━━ Data shown

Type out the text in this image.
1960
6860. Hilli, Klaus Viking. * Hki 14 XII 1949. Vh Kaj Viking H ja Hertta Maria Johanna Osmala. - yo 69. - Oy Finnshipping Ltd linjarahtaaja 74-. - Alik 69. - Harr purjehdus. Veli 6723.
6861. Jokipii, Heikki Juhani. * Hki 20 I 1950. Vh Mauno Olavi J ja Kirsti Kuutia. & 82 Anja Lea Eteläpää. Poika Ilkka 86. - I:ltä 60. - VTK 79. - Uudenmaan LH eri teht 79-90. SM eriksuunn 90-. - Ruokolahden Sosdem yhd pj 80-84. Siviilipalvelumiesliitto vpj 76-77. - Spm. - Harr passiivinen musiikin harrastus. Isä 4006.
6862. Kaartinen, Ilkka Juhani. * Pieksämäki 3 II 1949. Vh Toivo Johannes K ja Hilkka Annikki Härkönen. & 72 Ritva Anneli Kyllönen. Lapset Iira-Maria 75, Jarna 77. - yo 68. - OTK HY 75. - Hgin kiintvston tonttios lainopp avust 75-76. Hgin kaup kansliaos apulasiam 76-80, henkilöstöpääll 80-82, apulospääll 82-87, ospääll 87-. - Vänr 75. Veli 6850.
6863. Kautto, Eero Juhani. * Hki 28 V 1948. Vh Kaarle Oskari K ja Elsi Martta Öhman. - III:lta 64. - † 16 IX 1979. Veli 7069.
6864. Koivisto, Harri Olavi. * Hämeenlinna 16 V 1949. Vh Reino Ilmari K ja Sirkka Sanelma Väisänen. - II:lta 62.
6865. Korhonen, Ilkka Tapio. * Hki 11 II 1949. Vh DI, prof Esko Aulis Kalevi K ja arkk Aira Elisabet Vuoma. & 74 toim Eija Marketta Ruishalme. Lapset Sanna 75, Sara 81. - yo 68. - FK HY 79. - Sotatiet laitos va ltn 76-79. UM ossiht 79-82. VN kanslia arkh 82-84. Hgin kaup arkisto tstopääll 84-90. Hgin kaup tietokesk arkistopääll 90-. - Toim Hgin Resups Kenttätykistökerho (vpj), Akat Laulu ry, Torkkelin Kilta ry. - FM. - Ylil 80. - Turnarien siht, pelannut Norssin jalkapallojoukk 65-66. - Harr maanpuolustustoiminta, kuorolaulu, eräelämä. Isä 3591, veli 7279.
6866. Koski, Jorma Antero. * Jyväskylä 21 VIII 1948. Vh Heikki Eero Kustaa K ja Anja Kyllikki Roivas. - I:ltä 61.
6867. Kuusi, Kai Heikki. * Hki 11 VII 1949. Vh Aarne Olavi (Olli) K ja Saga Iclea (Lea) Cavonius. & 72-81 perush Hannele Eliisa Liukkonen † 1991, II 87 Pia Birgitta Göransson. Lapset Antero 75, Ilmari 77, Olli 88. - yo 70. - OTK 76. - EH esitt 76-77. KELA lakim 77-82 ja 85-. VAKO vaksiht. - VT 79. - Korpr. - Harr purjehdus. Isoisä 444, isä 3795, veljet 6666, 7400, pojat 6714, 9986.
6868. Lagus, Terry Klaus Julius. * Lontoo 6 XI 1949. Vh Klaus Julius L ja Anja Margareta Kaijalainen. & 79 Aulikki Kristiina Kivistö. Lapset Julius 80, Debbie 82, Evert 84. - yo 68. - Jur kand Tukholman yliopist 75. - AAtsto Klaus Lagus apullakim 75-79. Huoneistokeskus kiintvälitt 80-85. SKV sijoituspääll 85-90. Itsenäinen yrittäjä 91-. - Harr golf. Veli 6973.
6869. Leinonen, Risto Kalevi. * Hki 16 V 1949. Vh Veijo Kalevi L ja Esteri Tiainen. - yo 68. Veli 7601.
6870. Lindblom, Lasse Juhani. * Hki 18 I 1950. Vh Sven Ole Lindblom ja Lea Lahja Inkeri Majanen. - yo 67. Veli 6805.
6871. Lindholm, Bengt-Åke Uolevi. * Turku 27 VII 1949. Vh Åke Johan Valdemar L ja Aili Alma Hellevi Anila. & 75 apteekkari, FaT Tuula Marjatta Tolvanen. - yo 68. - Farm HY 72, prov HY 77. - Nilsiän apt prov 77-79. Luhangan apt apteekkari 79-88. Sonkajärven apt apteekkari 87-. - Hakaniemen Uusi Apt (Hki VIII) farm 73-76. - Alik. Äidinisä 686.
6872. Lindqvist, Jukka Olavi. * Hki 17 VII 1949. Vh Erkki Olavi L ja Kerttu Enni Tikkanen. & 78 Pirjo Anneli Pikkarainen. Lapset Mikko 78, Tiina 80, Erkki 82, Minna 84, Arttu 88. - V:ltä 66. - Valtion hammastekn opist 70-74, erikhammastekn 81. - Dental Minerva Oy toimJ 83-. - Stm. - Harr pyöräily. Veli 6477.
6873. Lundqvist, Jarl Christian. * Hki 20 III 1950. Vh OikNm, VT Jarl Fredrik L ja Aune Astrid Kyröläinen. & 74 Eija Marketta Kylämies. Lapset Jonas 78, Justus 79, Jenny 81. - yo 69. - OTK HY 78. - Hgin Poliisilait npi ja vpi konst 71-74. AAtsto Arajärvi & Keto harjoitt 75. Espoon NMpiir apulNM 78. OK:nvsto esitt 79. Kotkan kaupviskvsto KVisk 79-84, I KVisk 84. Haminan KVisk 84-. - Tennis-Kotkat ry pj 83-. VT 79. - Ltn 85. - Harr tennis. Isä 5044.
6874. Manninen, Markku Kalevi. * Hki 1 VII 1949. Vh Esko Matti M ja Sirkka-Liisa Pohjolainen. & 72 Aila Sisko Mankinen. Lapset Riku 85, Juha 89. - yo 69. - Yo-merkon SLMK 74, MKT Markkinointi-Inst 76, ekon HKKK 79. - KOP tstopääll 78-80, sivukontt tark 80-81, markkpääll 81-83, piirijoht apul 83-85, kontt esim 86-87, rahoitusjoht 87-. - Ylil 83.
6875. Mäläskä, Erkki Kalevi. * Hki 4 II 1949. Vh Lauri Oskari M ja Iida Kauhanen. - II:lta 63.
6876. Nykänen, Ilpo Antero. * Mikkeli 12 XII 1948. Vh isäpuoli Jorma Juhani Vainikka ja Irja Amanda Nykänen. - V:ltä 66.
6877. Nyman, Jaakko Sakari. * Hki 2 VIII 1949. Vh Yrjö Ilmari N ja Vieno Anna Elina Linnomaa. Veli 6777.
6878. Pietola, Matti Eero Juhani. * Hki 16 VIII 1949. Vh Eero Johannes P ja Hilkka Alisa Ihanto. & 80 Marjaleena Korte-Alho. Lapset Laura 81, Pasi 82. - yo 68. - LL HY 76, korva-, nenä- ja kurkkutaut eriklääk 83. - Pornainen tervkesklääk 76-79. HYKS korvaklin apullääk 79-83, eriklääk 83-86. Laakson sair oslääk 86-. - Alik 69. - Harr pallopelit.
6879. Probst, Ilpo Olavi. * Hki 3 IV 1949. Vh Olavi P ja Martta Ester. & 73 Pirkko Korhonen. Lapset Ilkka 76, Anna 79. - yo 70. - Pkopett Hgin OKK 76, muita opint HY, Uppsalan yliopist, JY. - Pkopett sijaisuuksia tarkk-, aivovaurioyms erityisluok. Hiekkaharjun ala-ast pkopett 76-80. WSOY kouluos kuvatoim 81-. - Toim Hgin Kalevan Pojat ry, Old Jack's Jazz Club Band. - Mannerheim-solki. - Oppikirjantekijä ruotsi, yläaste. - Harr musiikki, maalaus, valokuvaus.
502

━━━━

## Aim of the task
Extract all of the data shown above without alteration.

## Task response
Type out the text in this image.
1960
6860. Hilli, Klaus Viking. * Hki 14 XII 1949. Vh Kaj Viking H ja Hertta Maria Johanna Osmala. - yo 69. - Oy Finnshipping Ltd linjarahtaaja 74-. - Alik 69. - Harr purjehdus. Veli 6723.
6861. Jokipii, Heikki Juhani. * Hki 20 I 1950. Vh Mauno Olavi J ja Kirsti Kuutia. & 82 Anja Lea Eteläpää. Poika Ilkka 86. - I:ltä 60. - VTK 79. - Uudenmaan LH eri teht 79-90. SM eriksuunn 90-. - Ruokolahden Sosdem yhd pj 80-84. Siviilipalvelumiesliitto vpj 76-77. - Spm. - Harr passiivinen musiikin harrastus. Isä 4006.
6862. Kaartinen, Ilkka Juhani. * Pieksämäki 3 II 1949. Vh Toivo Johannes K ja Hilkka Annikki Härkönen. & 72 Ritva Anneli Kyllönen. Lapset Iira-Maria 75, Jarna 77. - yo 68. - OTK HY 75. - Hgin kiintvston tonttios lainopp avust 75-76. Hgin kaup kansliaos apulasiam 76-80, henkilöstöpääll 80-82, apulospääll 82-87, ospääll 87-. - Vänr 75. Veli 6850.
6863. Kautto, Eero Juhani. * Hki 28 V 1948. Vh Kaarle Oskari K ja Elsi Martta Öhman. - III:lta 64. - † 16 IX 1979. Veli 7069.
6864. Koivisto, Harri Olavi. * Hämeenlinna 16 V 1949. Vh Reino Ilmari K ja Sirkka Sanelma Väisänen. - II:lta 62.
6865. Korhonen, Ilkka Tapio. * Hki 11 II 1949. Vh DI, prof Esko Aulis Kalevi K ja arkk Aira Elisabet Vuoma. & 74 toim Eija Marketta Ruishalme. Lapset Sanna 75, Sara 81. - yo 68. - FK HY 79. - Sotatiet laitos va ltn 76-79. UM ossiht 79-82. VN kanslia arkh 82-84. Hgin kaup arkisto tstopääll 84-90. Hgin kaup tietokesk arkistopääll 90-. - Toim Hgin Resups Kenttätykistökerho (vpj), Akat Laulu ry, Torkkelin Kilta ry. - FM. - Ylil 80. - Turnarien siht, pelannut Norssin jalkapallojoukk 65-66. - Harr maanpuolustustoiminta, kuorolaulu, eräelämä. Isä 3591, veli 7279.
6866. Koski, Jorma Antero. * Jyväskylä 21 VIII 1948. Vh Heikki Eero Kustaa K ja Anja Kyllikki Roivas. - I:ltä 61.
6867. Kuusi, Kai Heikki. * Hki 11 VII 1949. Vh Aarne Olavi (Olli) K ja Saga Iclea (Lea) Cavonius. & 72-81 perush Hannele Eliisa Liukkonen † 1991, II 87 Pia Birgitta Göransson. Lapset Antero 75, Ilmari 77, Olli 88. - yo 70. - OTK 76. - EH esitt 76-77. KELA lakim 77-82 ja 85-. VAKO vaksiht. - VT 79. - Korpr. - Harr purjehdus. Isoisä 444, isä 3795, veljet 6666, 7400, pojat 6714, 9986.
6868. Lagus, Terry Klaus Julius. * Lontoo 6 XI 1949. Vh Klaus Julius L ja Anja Margareta Kaijalainen. & 79 Aulikki Kristiina Kivistö. Lapset Julius 80, Debbie 82, Evert 84. - yo 68. - Jur kand Tukholman yliopist 75. - AAtsto Klaus Lagus apullakim 75-79. Huoneistokeskus kiintvälitt 80-85. SKV sijoituspääll 85-90. Itsenäinen yrittäjä 91-. - Harr golf. Veli 6973.
6869. Leinonen, Risto Kalevi. * Hki 16 V 1949. Vh Veijo Kalevi L ja Esteri Tiainen. - yo 68. Veli 7601.
6870. Lindblom, Lasse Juhani. * Hki 18 I 1950. Vh Sven Ole Lindblom ja Lea Lahja Inkeri Majanen. - yo 67. Veli 6805.
6871. Lindholm, Bengt-Åke Uolevi. * Turku 27 VII 1949. Vh Åke Johan Valdemar L ja Aili Alma Hellevi Anila. & 75 apteekkari, FaT Tuula Marjatta Tolvanen. - yo 68. - Farm HY 72, prov HY 77. - Nilsiän apt prov 77-79. Luhangan apt apteekkari 79-88. Sonkajärven apt apteekkari 87-. - Hakaniemen Uusi Apt (Hki VIII) farm 73-76. - Alik. Äidinisä 686.
6872. Lindqvist, Jukka Olavi. * Hki 17 VII 1949. Vh Erkki Olavi L ja Kerttu Enni Tikkanen. & 78 Pirjo Anneli Pikkarainen. Lapset Mikko 78, Tiina 80, Erkki 82, Minna 84, Arttu 88. - V:ltä 66. - Valtion hammastekn opist 70-74, erikhammastekn 81. - Dental Minerva Oy toimJ 83-. - Stm. - Harr pyöräily. Veli 6477.
6873. Lundqvist, Jarl Christian. * Hki 20 III 1950. Vh OikNm, VT Jarl Fredrik L ja Aune Astrid Kyröläinen. & 74 Eija Marketta Kylämies. Lapset Jonas 78, Justus 79, Jenny 81. - yo 69. - OTK HY 78. - Hgin Poliisilait npi ja vpi konst 71-74. AAtsto Arajärvi & Keto harjoitt 75. Espoon NMpiir apulNM 78. OK:nvsto esitt 79. Kotkan kaupviskvsto KVisk 79-84, I KVisk 84. Haminan KVisk 84-. - Tennis-Kotkat ry pj 83-. VT 79. - Ltn 85. - Harr tennis. Isä 5044.
6874. Manninen, Markku Kalevi. * Hki 1 VII 1949. Vh Esko Matti M ja Sirkka-Liisa Pohjolainen. & 72 Aila Sisko Mankinen. Lapset Riku 85, Juha 89. - yo 69. - Yo-merkon SLMK 74, MKT Markkinointi-Inst 76, ekon HKKK 79. - KOP tstopääll 78-80, sivukontt tark 80-81, markkpääll 81-83, piirijoht apul 83-85, kontt esim 86-87, rahoitusjoht 87-. - Ylil 83.
6875. Mäläskä, Erkki Kalevi. * Hki 4 II 1949. Vh Lauri Oskari M ja Iida Kauhanen. - II:lta 63.
6876. Nykänen, Ilpo Antero. * Mikkeli 12 XII 1948. Vh isäpuoli Jorma Juhani Vainikka ja Irja Amanda Nykänen. - V:ltä 66.
6877. Nyman, Jaakko Sakari. * Hki 2 VIII 1949. Vh Yrjö Ilmari N ja Vieno Anna Elina Linnomaa. Veli 6777.
6878. Pietola, Matti Eero Juhani. * Hki 16 VIII 1949. Vh Eero Johannes P ja Hilkka Alisa Ihanto. & 80 Marjaleena Korte-Alho. Lapset Laura 81, Pasi 82. - yo 68. - LL HY 76, korva-, nenä- ja kurkkutaut eriklääk 83. - Pornainen tervkesklääk 76-79. HYKS korvaklin apullääk 79-83, eriklääk 83-86. Laakson sair oslääk 86-. - Alik 69. - Harr pallopelit.
6879. Probst, Ilpo Olavi. * Hki 3 IV 1949. Vh Olavi P ja Martta Ester. & 73 Pirkko Korhonen. Lapset Ilkka 76, Anna 79. - yo 70. - Pkopett Hgin OKK 76, muita opint HY, Uppsalan yliopist, JY. - Pkopett sijaisuuksia tarkk-, aivovaurioyms erityisluok. Hiekkaharjun ala-ast pkopett 76-80. WSOY kouluos kuvatoim 81-. - Toim Hgin Kalevan Pojat ry, Old Jack's Jazz Club Band. - Mannerheim-solki. - Oppikirjantekijä ruotsi, yläaste. - Harr musiikki, maalaus, valokuvaus.
502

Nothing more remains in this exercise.